- **TASK DETAILS**
All of the material below is to be repeated exactly.

- **STORED RECORDS**
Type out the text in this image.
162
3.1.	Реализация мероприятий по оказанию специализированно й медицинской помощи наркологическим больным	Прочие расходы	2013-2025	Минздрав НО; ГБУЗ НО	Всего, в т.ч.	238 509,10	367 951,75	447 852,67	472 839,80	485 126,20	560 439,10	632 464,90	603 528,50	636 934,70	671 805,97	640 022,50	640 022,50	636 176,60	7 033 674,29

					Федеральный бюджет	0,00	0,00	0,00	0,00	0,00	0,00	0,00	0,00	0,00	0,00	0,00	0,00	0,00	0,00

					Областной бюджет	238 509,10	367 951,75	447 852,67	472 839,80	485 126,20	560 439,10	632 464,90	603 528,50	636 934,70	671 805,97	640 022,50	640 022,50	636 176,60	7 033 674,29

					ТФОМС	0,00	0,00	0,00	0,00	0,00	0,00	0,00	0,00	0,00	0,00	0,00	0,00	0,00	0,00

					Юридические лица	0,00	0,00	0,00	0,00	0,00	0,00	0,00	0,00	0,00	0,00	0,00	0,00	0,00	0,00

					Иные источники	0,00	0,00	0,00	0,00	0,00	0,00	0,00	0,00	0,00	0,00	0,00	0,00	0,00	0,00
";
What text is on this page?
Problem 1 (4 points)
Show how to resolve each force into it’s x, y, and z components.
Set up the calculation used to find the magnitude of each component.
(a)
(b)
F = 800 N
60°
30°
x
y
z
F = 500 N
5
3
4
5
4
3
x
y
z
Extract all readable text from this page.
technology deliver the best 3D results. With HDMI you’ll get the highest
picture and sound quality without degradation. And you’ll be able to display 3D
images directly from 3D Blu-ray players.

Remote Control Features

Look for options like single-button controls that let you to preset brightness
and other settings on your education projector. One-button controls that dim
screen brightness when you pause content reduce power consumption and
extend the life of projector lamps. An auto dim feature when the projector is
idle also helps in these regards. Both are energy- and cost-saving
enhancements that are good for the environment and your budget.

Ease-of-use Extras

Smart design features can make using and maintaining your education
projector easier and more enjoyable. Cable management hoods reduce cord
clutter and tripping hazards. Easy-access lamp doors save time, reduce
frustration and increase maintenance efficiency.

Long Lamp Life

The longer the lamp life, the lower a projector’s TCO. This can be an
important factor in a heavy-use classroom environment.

- **EXERCISE OUTPUT**
Type out the text in this image.
162
3.1.	Реализация мероприятий по оказанию специализированно й медицинской помощи наркологическим больным	Прочие расходы	2013-2025	Минздрав НО; ГБУЗ НО	Всего, в т.ч.	238 509,10	367 951,75	447 852,67	472 839,80	485 126,20	560 439,10	632 464,90	603 528,50	636 934,70	671 805,97	640 022,50	640 022,50	636 176,60	7 033 674,29

					Федеральный бюджет	0,00	0,00	0,00	0,00	0,00	0,00	0,00	0,00	0,00	0,00	0,00	0,00	0,00	0,00

					Областной бюджет	238 509,10	367 951,75	447 852,67	472 839,80	485 126,20	560 439,10	632 464,90	603 528,50	636 934,70	671 805,97	640 022,50	640 022,50	636 176,60	7 033 674,29

					ТФОМС	0,00	0,00	0,00	0,00	0,00	0,00	0,00	0,00	0,00	0,00	0,00	0,00	0,00	0,00

					Юридические лица	0,00	0,00	0,00	0,00	0,00	0,00	0,00	0,00	0,00	0,00	0,00	0,00	0,00	0,00

					Иные источники	0,00	0,00	0,00	0,00	0,00	0,00	0,00	0,00	0,00	0,00	0,00	0,00	0,00	0,00
";
What text is on this page?
Problem 1 (4 points)
Show how to resolve each force into it’s x, y, and z components.
Set up the calculation used to find the magnitude of each component.
(a)
(b)
F = 800 N
60°
30°
x
y
z
F = 500 N
5
3
4
5
4
3
x
y
z
Extract all readable text from this page.
technology deliver the best 3D results. With HDMI you’ll get the highest
picture and sound quality without degradation. And you’ll be able to display 3D
images directly from 3D Blu-ray players.

Remote Control Features

Look for options like single-button controls that let you to preset brightness
and other settings on your education projector. One-button controls that dim
screen brightness when you pause content reduce power consumption and
extend the life of projector lamps. An auto dim feature when the projector is
idle also helps in these regards. Both are energy- and cost-saving
enhancements that are good for the environment and your budget.

Ease-of-use Extras

Smart design features can make using and maintaining your education
projector easier and more enjoyable. Cable management hoods reduce cord
clutter and tripping hazards. Easy-access lamp doors save time, reduce
frustration and increase maintenance efficiency.

Long Lamp Life

The longer the lamp life, the lower a projector’s TCO. This can be an
important factor in a heavy-use classroom environment.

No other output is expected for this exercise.